··· Given records ···
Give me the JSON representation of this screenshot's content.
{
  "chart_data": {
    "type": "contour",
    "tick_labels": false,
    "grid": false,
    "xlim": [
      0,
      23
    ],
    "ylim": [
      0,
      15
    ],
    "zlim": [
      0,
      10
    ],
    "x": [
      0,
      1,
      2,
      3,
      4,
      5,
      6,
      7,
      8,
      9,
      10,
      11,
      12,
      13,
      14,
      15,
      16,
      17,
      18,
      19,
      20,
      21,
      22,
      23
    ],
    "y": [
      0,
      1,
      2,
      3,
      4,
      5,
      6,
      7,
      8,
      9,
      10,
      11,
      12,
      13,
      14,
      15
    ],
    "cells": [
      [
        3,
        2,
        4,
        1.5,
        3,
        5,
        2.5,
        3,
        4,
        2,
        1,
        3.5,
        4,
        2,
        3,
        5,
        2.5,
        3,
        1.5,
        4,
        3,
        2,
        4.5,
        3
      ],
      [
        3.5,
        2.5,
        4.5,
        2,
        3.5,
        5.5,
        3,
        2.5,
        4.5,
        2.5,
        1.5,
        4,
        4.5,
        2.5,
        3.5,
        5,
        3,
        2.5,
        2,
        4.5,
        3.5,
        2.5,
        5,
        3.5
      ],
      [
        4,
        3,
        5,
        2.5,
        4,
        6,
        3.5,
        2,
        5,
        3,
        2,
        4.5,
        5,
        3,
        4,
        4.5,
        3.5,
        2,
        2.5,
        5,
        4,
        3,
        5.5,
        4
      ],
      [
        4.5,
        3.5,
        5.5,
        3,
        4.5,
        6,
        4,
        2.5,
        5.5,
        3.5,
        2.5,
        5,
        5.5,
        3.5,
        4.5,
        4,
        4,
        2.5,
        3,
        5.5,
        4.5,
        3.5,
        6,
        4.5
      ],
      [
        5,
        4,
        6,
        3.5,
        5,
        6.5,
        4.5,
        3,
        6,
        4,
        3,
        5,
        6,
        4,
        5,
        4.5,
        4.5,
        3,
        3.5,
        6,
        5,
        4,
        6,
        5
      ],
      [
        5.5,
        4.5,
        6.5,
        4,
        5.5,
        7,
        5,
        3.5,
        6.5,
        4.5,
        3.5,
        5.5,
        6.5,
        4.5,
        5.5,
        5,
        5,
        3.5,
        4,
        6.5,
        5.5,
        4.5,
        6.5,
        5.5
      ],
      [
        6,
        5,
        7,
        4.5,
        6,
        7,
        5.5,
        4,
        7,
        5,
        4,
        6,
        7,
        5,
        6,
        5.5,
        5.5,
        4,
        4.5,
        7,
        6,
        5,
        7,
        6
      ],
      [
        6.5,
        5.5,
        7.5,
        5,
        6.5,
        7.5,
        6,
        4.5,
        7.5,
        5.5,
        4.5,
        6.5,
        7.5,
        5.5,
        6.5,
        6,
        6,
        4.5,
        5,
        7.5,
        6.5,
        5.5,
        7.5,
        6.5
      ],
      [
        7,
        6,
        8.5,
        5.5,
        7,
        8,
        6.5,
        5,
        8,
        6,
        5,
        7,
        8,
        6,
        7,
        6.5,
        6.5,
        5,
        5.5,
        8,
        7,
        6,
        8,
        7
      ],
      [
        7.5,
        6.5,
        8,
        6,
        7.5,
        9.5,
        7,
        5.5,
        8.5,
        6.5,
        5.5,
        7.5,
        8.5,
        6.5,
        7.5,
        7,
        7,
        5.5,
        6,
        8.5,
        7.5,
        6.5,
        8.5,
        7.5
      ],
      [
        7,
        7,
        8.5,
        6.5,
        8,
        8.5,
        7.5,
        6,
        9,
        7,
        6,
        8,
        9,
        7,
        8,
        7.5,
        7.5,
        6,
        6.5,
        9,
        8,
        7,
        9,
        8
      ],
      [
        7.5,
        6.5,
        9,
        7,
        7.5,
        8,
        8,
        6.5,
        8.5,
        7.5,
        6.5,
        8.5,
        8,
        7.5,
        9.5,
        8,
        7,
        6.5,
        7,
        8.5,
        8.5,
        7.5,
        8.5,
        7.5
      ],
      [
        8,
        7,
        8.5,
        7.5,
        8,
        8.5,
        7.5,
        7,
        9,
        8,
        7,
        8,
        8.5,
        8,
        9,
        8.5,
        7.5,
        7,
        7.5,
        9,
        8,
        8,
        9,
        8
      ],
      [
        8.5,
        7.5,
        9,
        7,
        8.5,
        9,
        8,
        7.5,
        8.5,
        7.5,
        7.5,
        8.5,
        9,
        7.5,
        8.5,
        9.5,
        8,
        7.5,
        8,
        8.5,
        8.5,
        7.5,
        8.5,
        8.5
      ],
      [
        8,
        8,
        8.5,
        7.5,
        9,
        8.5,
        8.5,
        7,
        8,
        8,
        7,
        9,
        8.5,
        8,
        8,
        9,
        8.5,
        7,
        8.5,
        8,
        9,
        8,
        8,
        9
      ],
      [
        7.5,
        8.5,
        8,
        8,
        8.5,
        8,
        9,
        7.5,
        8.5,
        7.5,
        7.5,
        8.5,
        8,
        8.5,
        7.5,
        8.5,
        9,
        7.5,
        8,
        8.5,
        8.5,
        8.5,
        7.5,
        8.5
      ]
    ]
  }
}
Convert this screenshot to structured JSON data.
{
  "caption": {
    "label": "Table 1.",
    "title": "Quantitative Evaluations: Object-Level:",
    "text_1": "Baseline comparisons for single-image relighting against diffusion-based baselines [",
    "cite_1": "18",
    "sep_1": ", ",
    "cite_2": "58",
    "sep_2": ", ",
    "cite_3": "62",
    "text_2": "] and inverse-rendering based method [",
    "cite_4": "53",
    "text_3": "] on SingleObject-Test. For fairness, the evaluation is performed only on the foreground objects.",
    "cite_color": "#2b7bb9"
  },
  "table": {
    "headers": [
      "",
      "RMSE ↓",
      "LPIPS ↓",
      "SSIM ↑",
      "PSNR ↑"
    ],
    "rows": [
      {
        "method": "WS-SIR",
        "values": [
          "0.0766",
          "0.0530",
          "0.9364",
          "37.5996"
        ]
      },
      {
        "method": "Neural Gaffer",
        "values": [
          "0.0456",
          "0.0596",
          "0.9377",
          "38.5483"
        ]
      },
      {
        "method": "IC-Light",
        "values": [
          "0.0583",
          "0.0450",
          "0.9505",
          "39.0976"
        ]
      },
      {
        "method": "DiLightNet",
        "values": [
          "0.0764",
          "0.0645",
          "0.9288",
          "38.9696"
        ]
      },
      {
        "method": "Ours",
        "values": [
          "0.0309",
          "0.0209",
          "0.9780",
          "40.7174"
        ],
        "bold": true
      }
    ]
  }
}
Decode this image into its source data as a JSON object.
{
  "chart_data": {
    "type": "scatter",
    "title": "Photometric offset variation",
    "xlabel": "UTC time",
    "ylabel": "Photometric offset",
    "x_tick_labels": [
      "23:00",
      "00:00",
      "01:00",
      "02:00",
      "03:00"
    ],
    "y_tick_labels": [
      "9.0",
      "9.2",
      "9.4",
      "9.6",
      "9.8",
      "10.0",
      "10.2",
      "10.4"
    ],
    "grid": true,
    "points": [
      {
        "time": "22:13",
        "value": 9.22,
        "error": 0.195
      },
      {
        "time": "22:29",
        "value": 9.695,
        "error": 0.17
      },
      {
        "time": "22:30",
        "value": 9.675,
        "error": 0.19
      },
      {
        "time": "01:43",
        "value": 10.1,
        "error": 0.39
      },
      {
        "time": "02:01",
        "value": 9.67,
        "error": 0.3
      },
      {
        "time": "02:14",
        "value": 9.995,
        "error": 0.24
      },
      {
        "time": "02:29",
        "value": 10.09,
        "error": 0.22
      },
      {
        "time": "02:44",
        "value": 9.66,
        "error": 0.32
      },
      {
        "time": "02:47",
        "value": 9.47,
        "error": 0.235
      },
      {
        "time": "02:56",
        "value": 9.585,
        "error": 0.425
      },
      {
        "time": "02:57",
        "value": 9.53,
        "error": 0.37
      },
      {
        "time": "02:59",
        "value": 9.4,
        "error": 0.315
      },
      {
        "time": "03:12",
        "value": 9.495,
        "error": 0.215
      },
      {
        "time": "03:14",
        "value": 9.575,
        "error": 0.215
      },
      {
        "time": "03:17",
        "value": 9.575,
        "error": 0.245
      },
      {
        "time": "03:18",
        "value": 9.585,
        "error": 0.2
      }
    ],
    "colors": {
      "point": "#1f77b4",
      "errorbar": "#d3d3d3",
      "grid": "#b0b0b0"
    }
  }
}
···
Work required => Produce an exact copy of the lines from the one containing "Decode this image" through the last line, and of nothing else.

Task output =>
Decode this image into its source data as a JSON object.
{
  "chart_data": {
    "type": "scatter",
    "title": "Photometric offset variation",
    "xlabel": "UTC time",
    "ylabel": "Photometric offset",
    "x_tick_labels": [
      "23:00",
      "00:00",
      "01:00",
      "02:00",
      "03:00"
    ],
    "y_tick_labels": [
      "9.0",
      "9.2",
      "9.4",
      "9.6",
      "9.8",
      "10.0",
      "10.2",
      "10.4"
    ],
    "grid": true,
    "points": [
      {
        "time": "22:13",
        "value": 9.22,
        "error": 0.195
      },
      {
        "time": "22:29",
        "value": 9.695,
        "error": 0.17
      },
      {
        "time": "22:30",
        "value": 9.675,
        "error": 0.19
      },
      {
        "time": "01:43",
        "value": 10.1,
        "error": 0.39
      },
      {
        "time": "02:01",
        "value": 9.67,
        "error": 0.3
      },
      {
        "time": "02:14",
        "value": 9.995,
        "error": 0.24
      },
      {
        "time": "02:29",
        "value": 10.09,
        "error": 0.22
      },
      {
        "time": "02:44",
        "value": 9.66,
        "error": 0.32
      },
      {
        "time": "02:47",
        "value": 9.47,
        "error": 0.235
      },
      {
        "time": "02:56",
        "value": 9.585,
        "error": 0.425
      },
      {
        "time": "02:57",
        "value": 9.53,
        "error": 0.37
      },
      {
        "time": "02:59",
        "value": 9.4,
        "error": 0.315
      },
      {
        "time": "03:12",
        "value": 9.495,
        "error": 0.215
      },
      {
        "time": "03:14",
        "value": 9.575,
        "error": 0.215
      },
      {
        "time": "03:17",
        "value": 9.575,
        "error": 0.245
      },
      {
        "time": "03:18",
        "value": 9.585,
        "error": 0.2
      }
    ],
    "colors": {
      "point": "#1f77b4",
      "errorbar": "#d3d3d3",
      "grid": "#b0b0b0"
    }
  }
}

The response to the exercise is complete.